**What to work on**
Quote the entries word for word. Omit the pictures.

**Material supplied**
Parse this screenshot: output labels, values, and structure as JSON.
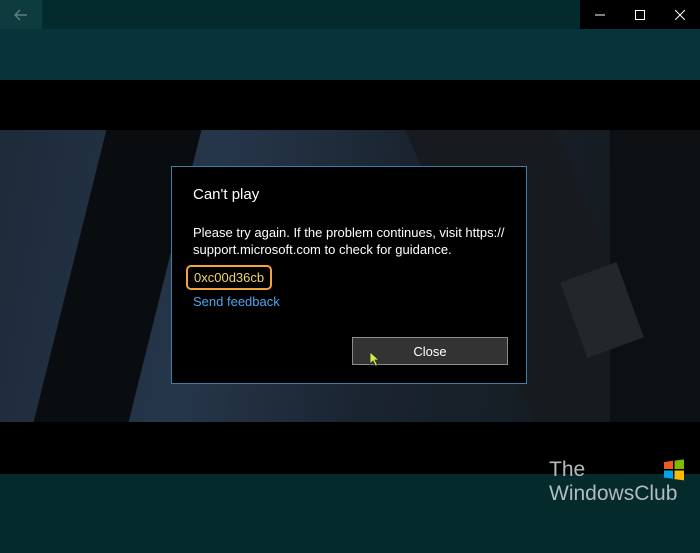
{
  "window": {
    "back_icon": "back-arrow-icon",
    "controls": [
      {
        "name": "minimize",
        "icon": "minimize-icon"
      },
      {
        "name": "maximize",
        "icon": "maximize-icon"
      },
      {
        "name": "close",
        "icon": "close-icon"
      }
    ]
  },
  "dialog": {
    "title": "Can't play",
    "message": "Please try again. If the problem continues, visit https:// support.microsoft.com to check for guidance.",
    "error_code": "0xc00d36cb",
    "feedback_link": "Send feedback",
    "close_label": "Close"
  },
  "watermark": {
    "line1": "The",
    "line2": "WindowsClub"
  },
  "colors": {
    "dialog_border": "#3e7fa8",
    "error_highlight": "#f0a43a",
    "link": "#4aa3f0",
    "button_bg": "#333333"
  }
}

**The result**
Parse this screenshot: output labels, values, and structure as JSON.
{
  "window": {
    "back_icon": "back-arrow-icon",
    "controls": [
      {
        "name": "minimize",
        "icon": "minimize-icon"
      },
      {
        "name": "maximize",
        "icon": "maximize-icon"
      },
      {
        "name": "close",
        "icon": "close-icon"
      }
    ]
  },
  "dialog": {
    "title": "Can't play",
    "message": "Please try again. If the problem continues, visit https:// support.microsoft.com to check for guidance.",
    "error_code": "0xc00d36cb",
    "feedback_link": "Send feedback",
    "close_label": "Close"
  },
  "watermark": {
    "line1": "The",
    "line2": "WindowsClub"
  },
  "colors": {
    "dialog_border": "#3e7fa8",
    "error_highlight": "#f0a43a",
    "link": "#4aa3f0",
    "button_bg": "#333333"
  }
}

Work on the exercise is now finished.